** start of ROWS **

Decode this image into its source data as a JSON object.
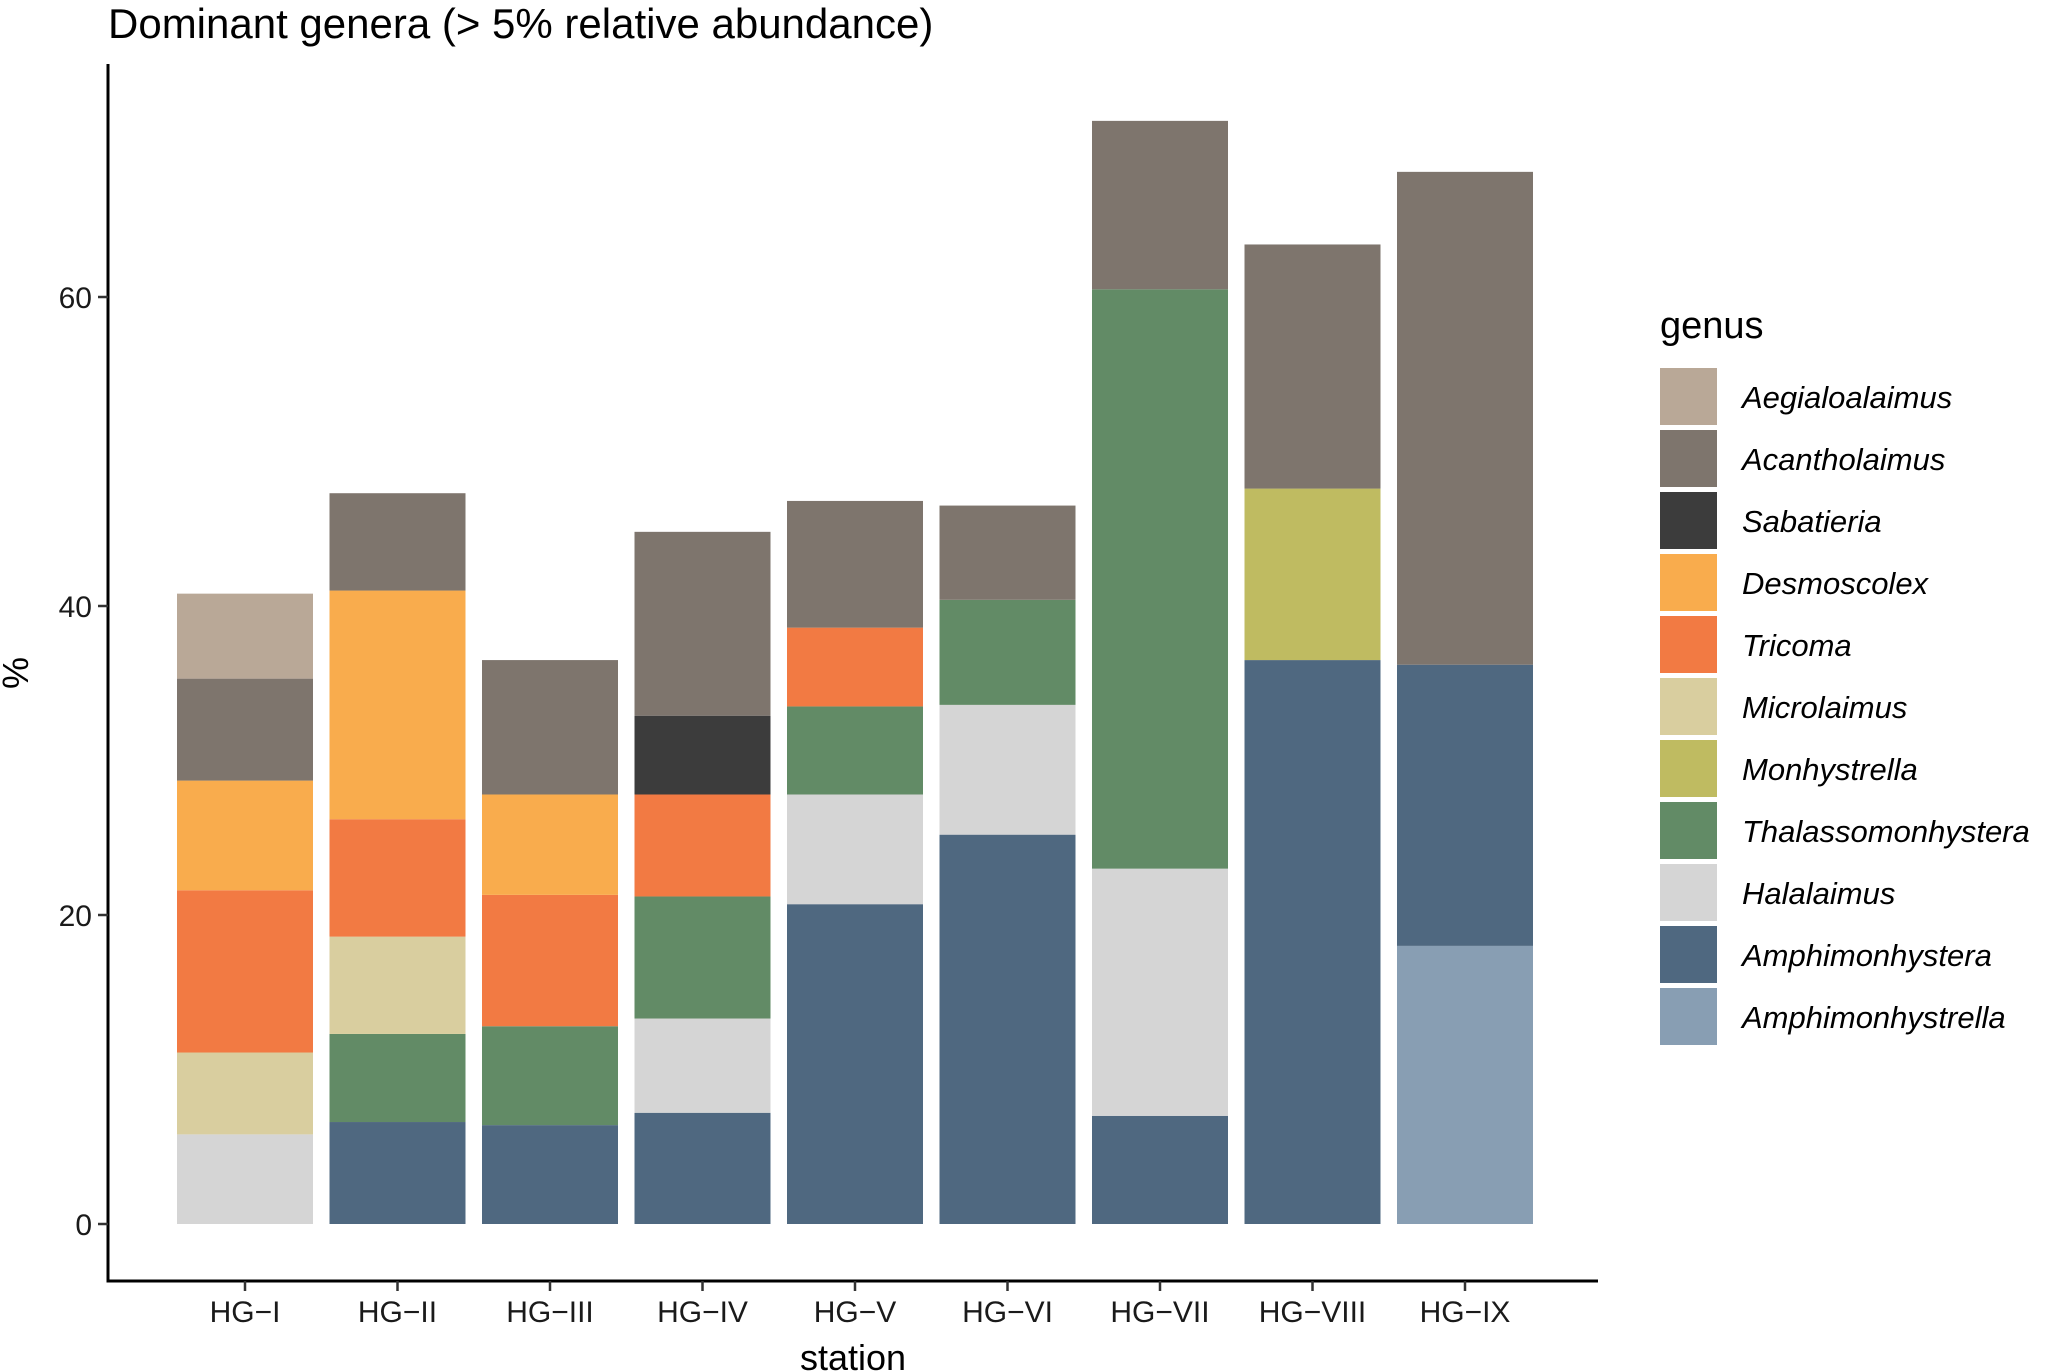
{
  "chart_data": {
    "type": "bar",
    "stacked": true,
    "title": "Dominant genera (> 5% relative abundance)",
    "xlabel": "station",
    "ylabel": "%",
    "ylim": [
      0,
      74
    ],
    "yticks": [
      0,
      20,
      40,
      60
    ],
    "categories": [
      "HG−I",
      "HG−II",
      "HG−III",
      "HG−IV",
      "HG−V",
      "HG−VI",
      "HG−VII",
      "HG−VIII",
      "HG−IX"
    ],
    "legend_title": "genus",
    "legend_position": "right",
    "series": [
      {
        "name": "Aegialoalaimus",
        "color": "#B9A897",
        "values": [
          5.5,
          0,
          0,
          0,
          0,
          0,
          0,
          0,
          0
        ]
      },
      {
        "name": "Acantholaimus",
        "color": "#7E756D",
        "values": [
          6.6,
          6.3,
          8.7,
          11.9,
          8.2,
          6.1,
          10.9,
          15.8,
          31.9
        ]
      },
      {
        "name": "Sabatieria",
        "color": "#3C3C3C",
        "values": [
          0,
          0,
          0,
          5.1,
          0,
          0,
          0,
          0,
          0
        ]
      },
      {
        "name": "Desmoscolex",
        "color": "#F9AC4D",
        "values": [
          7.1,
          14.8,
          6.5,
          0,
          0,
          0,
          0,
          0,
          0
        ]
      },
      {
        "name": "Tricoma",
        "color": "#F27A43",
        "values": [
          10.5,
          7.6,
          8.5,
          6.6,
          5.1,
          0,
          0,
          0,
          0
        ]
      },
      {
        "name": "Microlaimus",
        "color": "#D9CE9F",
        "values": [
          5.3,
          6.3,
          0,
          0,
          0,
          0,
          0,
          0,
          0
        ]
      },
      {
        "name": "Monhystrella",
        "color": "#BFBB61",
        "values": [
          0,
          0,
          0,
          0,
          0,
          0,
          0,
          11.1,
          0
        ]
      },
      {
        "name": "Thalassomonhystera",
        "color": "#628B66",
        "values": [
          0,
          5.7,
          6.4,
          7.9,
          5.7,
          6.8,
          37.5,
          0,
          0
        ]
      },
      {
        "name": "Halalaimus",
        "color": "#D5D5D5",
        "values": [
          5.8,
          0,
          0,
          6.1,
          7.1,
          8.4,
          16.0,
          0,
          0
        ]
      },
      {
        "name": "Amphimonhystera",
        "color": "#4F6880",
        "values": [
          0,
          6.6,
          6.4,
          7.2,
          20.7,
          25.2,
          7.0,
          36.5,
          18.2
        ]
      },
      {
        "name": "Amphimonhystrella",
        "color": "#889EB3",
        "values": [
          0,
          0,
          0,
          0,
          0,
          0,
          0,
          0,
          18.0
        ]
      }
    ]
  }
}
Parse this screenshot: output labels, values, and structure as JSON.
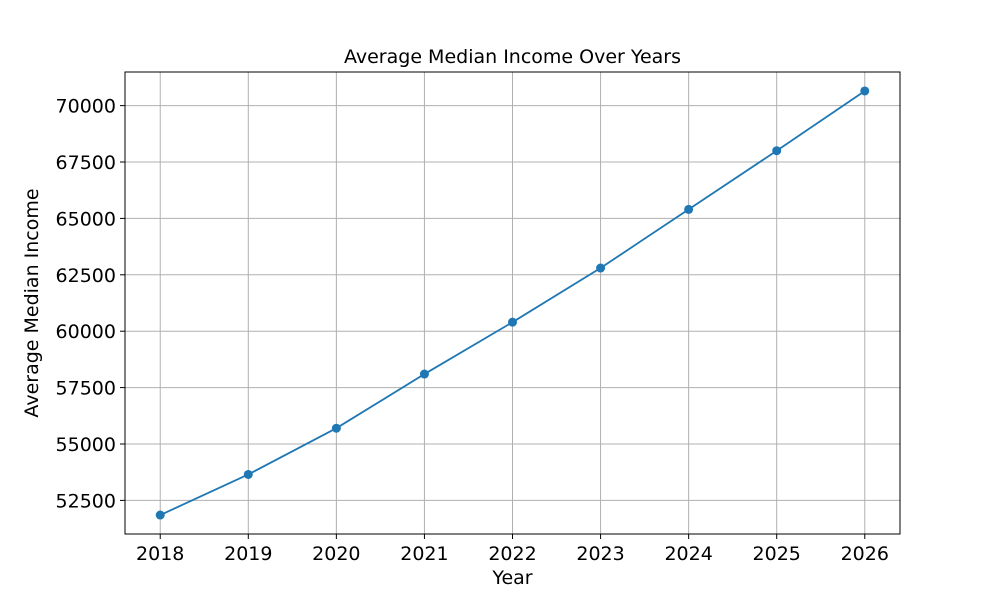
{
  "chart_data": {
    "type": "line",
    "title": "Average Median Income Over Years",
    "xlabel": "Year",
    "ylabel": "Average Median Income",
    "x": [
      "2018",
      "2019",
      "2020",
      "2021",
      "2022",
      "2023",
      "2024",
      "2025",
      "2026"
    ],
    "series": [
      {
        "values": [
          51850,
          53650,
          55700,
          58100,
          60400,
          62800,
          65400,
          68000,
          70650
        ],
        "color": "#1f77b4",
        "marker": "circle"
      }
    ],
    "x_ticks": [
      "2018",
      "2019",
      "2020",
      "2021",
      "2022",
      "2023",
      "2024",
      "2025",
      "2026"
    ],
    "y_ticks": [
      52500,
      55000,
      57500,
      60000,
      62500,
      65000,
      67500,
      70000
    ],
    "y_tick_labels": [
      "52500",
      "55000",
      "57500",
      "60000",
      "62500",
      "65000",
      "67500",
      "70000"
    ],
    "ylim": [
      51010,
      71490
    ],
    "xlim": [
      2017.6,
      2026.4
    ],
    "grid": true,
    "grid_color": "#b0b0b0",
    "legend": false
  }
}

** end of ROWS **

AIM
Copy the data character for character, but drop all pictures from the copy.

PROBLEM SOLUTION
Decode this image into its source data as a JSON object.
{
  "chart_data": {
    "type": "bar",
    "stacked": true,
    "title": "Dominant genera (> 5% relative abundance)",
    "xlabel": "station",
    "ylabel": "%",
    "ylim": [
      0,
      74
    ],
    "yticks": [
      0,
      20,
      40,
      60
    ],
    "categories": [
      "HG−I",
      "HG−II",
      "HG−III",
      "HG−IV",
      "HG−V",
      "HG−VI",
      "HG−VII",
      "HG−VIII",
      "HG−IX"
    ],
    "legend_title": "genus",
    "legend_position": "right",
    "series": [
      {
        "name": "Aegialoalaimus",
        "color": "#B9A897",
        "values": [
          5.5,
          0,
          0,
          0,
          0,
          0,
          0,
          0,
          0
        ]
      },
      {
        "name": "Acantholaimus",
        "color": "#7E756D",
        "values": [
          6.6,
          6.3,
          8.7,
          11.9,
          8.2,
          6.1,
          10.9,
          15.8,
          31.9
        ]
      },
      {
        "name": "Sabatieria",
        "color": "#3C3C3C",
        "values": [
          0,
          0,
          0,
          5.1,
          0,
          0,
          0,
          0,
          0
        ]
      },
      {
        "name": "Desmoscolex",
        "color": "#F9AC4D",
        "values": [
          7.1,
          14.8,
          6.5,
          0,
          0,
          0,
          0,
          0,
          0
        ]
      },
      {
        "name": "Tricoma",
        "color": "#F27A43",
        "values": [
          10.5,
          7.6,
          8.5,
          6.6,
          5.1,
          0,
          0,
          0,
          0
        ]
      },
      {
        "name": "Microlaimus",
        "color": "#D9CE9F",
        "values": [
          5.3,
          6.3,
          0,
          0,
          0,
          0,
          0,
          0,
          0
        ]
      },
      {
        "name": "Monhystrella",
        "color": "#BFBB61",
        "values": [
          0,
          0,
          0,
          0,
          0,
          0,
          0,
          11.1,
          0
        ]
      },
      {
        "name": "Thalassomonhystera",
        "color": "#628B66",
        "values": [
          0,
          5.7,
          6.4,
          7.9,
          5.7,
          6.8,
          37.5,
          0,
          0
        ]
      },
      {
        "name": "Halalaimus",
        "color": "#D5D5D5",
        "values": [
          5.8,
          0,
          0,
          6.1,
          7.1,
          8.4,
          16.0,
          0,
          0
        ]
      },
      {
        "name": "Amphimonhystera",
        "color": "#4F6880",
        "values": [
          0,
          6.6,
          6.4,
          7.2,
          20.7,
          25.2,
          7.0,
          36.5,
          18.2
        ]
      },
      {
        "name": "Amphimonhystrella",
        "color": "#889EB3",
        "values": [
          0,
          0,
          0,
          0,
          0,
          0,
          0,
          0,
          18.0
        ]
      }
    ]
  }
}
Parse this screenshot: output labels, values, and structure as JSON.
{
  "chart_data": {
    "type": "line",
    "title": "Average Median Income Over Years",
    "xlabel": "Year",
    "ylabel": "Average Median Income",
    "x": [
      "2018",
      "2019",
      "2020",
      "2021",
      "2022",
      "2023",
      "2024",
      "2025",
      "2026"
    ],
    "series": [
      {
        "values": [
          51850,
          53650,
          55700,
          58100,
          60400,
          62800,
          65400,
          68000,
          70650
        ],
        "color": "#1f77b4",
        "marker": "circle"
      }
    ],
    "x_ticks": [
      "2018",
      "2019",
      "2020",
      "2021",
      "2022",
      "2023",
      "2024",
      "2025",
      "2026"
    ],
    "y_ticks": [
      52500,
      55000,
      57500,
      60000,
      62500,
      65000,
      67500,
      70000
    ],
    "y_tick_labels": [
      "52500",
      "55000",
      "57500",
      "60000",
      "62500",
      "65000",
      "67500",
      "70000"
    ],
    "ylim": [
      51010,
      71490
    ],
    "xlim": [
      2017.6,
      2026.4
    ],
    "grid": true,
    "grid_color": "#b0b0b0",
    "legend": false
  }
}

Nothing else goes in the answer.